## BEGIN
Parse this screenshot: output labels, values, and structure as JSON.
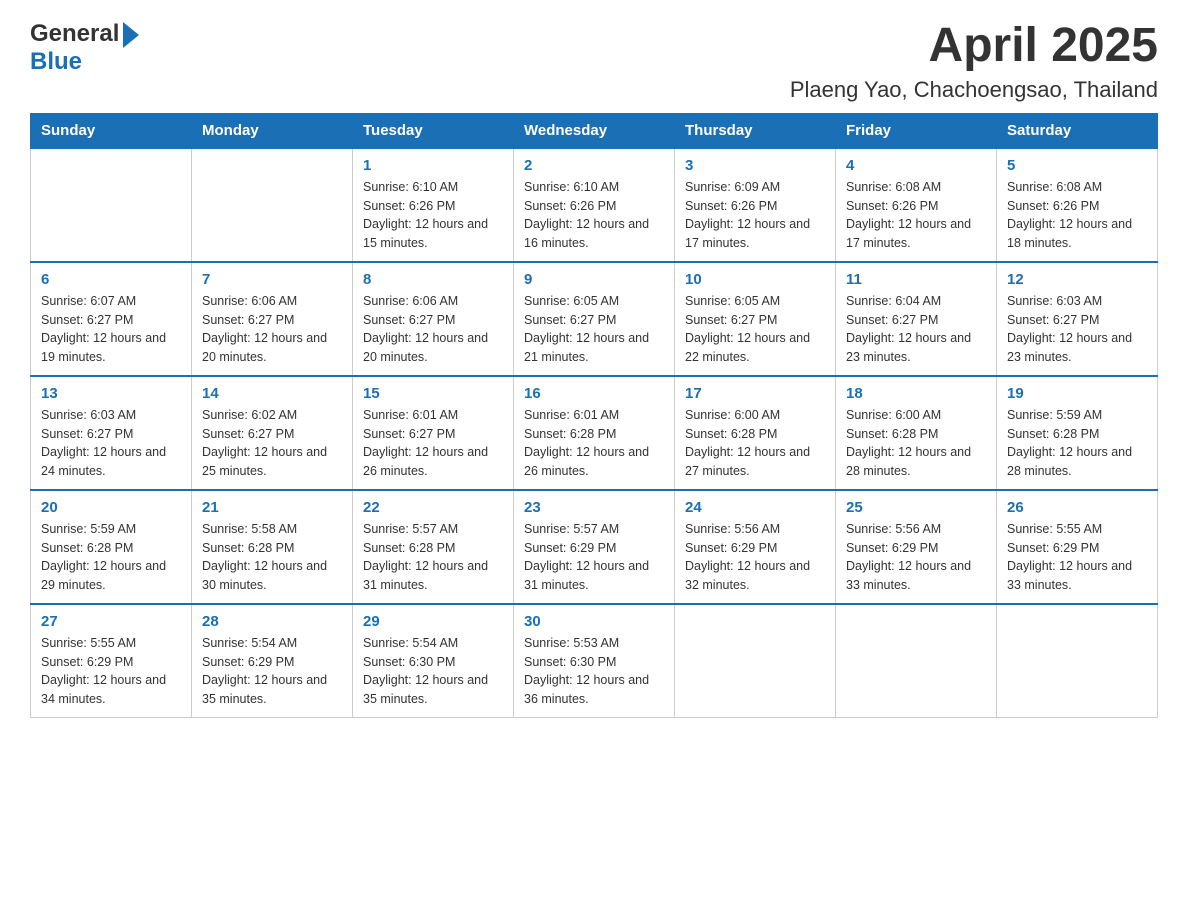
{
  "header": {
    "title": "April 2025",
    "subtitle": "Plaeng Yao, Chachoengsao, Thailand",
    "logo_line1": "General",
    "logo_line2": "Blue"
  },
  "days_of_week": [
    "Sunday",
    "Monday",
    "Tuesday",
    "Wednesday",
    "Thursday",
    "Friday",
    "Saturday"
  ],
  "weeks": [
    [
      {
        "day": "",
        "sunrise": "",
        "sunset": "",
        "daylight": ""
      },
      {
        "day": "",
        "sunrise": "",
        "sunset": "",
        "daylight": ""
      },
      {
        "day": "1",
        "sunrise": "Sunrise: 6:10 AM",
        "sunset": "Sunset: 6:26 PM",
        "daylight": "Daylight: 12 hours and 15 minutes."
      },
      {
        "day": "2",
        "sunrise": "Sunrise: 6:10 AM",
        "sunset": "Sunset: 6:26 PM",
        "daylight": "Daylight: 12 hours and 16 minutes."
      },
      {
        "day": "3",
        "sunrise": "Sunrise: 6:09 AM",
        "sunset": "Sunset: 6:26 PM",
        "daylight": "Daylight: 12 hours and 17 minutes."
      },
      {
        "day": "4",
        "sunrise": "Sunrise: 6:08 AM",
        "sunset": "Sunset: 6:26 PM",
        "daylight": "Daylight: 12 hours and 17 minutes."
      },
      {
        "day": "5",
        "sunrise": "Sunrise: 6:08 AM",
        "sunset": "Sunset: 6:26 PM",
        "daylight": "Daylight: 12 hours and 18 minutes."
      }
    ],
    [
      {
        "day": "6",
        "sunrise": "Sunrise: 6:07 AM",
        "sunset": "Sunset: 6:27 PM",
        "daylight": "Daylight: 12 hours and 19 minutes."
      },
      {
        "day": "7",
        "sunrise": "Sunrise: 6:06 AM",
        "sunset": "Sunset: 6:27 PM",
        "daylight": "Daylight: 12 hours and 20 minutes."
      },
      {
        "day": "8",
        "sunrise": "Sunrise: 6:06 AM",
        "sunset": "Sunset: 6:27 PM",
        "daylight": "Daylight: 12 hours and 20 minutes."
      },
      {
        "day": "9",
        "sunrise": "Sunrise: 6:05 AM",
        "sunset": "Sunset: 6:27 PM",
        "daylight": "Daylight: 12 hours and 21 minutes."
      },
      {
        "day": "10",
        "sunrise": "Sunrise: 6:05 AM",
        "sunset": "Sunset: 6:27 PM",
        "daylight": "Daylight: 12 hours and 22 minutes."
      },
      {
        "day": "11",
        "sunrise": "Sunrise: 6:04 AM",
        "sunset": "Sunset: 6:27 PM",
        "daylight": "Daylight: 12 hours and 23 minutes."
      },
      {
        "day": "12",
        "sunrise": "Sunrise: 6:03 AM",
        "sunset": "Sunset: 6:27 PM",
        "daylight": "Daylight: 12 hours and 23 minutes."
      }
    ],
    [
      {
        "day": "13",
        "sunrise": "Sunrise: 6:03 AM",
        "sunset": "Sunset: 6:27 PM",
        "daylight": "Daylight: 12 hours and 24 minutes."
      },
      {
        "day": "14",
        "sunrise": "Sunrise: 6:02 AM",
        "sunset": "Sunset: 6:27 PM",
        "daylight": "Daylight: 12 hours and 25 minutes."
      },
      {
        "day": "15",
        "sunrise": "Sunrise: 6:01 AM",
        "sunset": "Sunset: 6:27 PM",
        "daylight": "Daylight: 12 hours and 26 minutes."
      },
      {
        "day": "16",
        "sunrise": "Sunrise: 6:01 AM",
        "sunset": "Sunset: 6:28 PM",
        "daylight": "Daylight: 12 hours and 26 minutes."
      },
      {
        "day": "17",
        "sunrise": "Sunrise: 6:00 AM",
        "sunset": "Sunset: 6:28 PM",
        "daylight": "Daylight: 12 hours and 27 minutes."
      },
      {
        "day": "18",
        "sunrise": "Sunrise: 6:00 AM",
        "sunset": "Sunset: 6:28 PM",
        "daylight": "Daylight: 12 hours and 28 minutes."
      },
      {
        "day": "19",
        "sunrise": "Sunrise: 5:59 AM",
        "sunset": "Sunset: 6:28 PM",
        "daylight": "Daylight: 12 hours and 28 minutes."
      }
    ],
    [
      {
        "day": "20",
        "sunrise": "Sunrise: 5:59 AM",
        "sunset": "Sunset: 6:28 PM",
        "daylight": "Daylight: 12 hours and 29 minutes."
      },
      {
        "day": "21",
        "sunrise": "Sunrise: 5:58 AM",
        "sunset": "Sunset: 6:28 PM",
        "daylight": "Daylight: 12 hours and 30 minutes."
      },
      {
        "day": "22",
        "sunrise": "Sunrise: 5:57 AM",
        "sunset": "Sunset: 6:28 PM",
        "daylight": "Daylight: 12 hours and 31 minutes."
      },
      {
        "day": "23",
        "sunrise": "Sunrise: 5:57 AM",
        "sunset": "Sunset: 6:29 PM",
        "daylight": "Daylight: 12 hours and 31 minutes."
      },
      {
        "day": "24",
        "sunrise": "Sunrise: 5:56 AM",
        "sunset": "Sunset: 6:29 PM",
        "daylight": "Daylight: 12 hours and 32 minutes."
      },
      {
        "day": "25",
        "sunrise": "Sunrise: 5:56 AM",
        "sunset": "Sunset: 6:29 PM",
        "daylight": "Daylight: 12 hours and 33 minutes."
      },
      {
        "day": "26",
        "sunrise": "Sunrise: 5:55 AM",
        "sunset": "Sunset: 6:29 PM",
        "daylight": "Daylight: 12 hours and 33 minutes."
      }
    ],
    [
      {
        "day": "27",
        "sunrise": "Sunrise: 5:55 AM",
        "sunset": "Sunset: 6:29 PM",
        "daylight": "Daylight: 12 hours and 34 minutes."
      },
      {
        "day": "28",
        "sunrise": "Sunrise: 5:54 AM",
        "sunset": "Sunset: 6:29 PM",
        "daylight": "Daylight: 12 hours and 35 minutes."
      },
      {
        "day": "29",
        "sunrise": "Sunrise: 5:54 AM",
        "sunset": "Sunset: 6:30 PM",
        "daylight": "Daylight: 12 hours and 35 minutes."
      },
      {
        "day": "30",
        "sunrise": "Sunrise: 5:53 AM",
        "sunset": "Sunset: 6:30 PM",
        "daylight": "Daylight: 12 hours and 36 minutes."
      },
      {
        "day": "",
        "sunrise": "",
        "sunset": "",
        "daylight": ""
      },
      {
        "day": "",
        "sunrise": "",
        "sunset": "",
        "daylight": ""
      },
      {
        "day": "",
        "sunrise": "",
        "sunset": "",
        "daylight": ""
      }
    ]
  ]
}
## END
## BEGIN
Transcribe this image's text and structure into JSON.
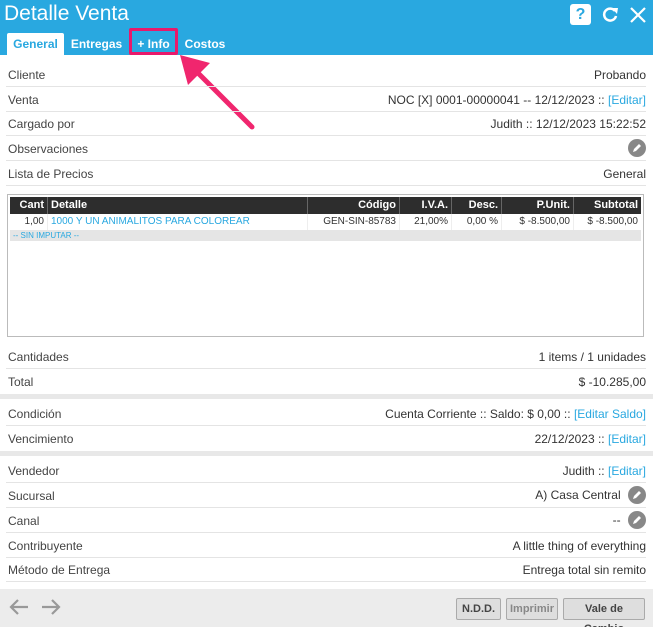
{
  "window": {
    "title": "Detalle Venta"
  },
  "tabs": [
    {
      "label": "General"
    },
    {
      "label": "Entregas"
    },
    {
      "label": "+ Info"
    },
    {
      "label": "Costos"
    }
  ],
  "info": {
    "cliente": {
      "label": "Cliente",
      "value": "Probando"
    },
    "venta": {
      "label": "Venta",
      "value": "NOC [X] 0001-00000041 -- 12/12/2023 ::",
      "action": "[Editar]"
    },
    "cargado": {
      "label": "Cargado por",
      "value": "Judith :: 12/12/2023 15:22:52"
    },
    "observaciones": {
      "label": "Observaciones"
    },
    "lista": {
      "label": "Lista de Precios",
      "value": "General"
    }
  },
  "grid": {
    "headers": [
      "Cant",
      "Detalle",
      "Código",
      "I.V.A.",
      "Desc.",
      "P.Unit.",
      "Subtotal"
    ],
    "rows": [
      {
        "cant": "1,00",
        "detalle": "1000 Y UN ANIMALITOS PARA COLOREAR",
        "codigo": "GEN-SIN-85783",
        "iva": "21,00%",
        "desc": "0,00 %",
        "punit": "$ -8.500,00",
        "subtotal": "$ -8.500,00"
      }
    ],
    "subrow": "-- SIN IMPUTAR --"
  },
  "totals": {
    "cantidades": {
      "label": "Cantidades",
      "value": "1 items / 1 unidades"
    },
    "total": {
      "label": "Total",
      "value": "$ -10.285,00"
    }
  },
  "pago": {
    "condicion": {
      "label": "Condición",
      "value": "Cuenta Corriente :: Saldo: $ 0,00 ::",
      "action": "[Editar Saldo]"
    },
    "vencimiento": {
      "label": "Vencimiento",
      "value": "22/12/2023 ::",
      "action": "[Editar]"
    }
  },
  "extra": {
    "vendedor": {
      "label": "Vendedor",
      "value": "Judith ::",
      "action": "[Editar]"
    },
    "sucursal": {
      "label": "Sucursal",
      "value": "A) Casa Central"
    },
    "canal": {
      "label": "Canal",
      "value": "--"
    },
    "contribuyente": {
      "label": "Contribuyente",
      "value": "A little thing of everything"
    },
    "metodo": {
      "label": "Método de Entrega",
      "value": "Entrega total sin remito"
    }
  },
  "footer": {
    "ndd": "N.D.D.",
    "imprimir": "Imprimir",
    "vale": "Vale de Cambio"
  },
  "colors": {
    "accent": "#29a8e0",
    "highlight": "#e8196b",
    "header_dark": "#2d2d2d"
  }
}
## END
Your objective
Look through the material above. Copy each line where the word "Saldo" appears.

Answer to this task
      "value": "Cuenta Corriente :: Saldo: $ 0,00 ::",
      "action": "[Editar Saldo]"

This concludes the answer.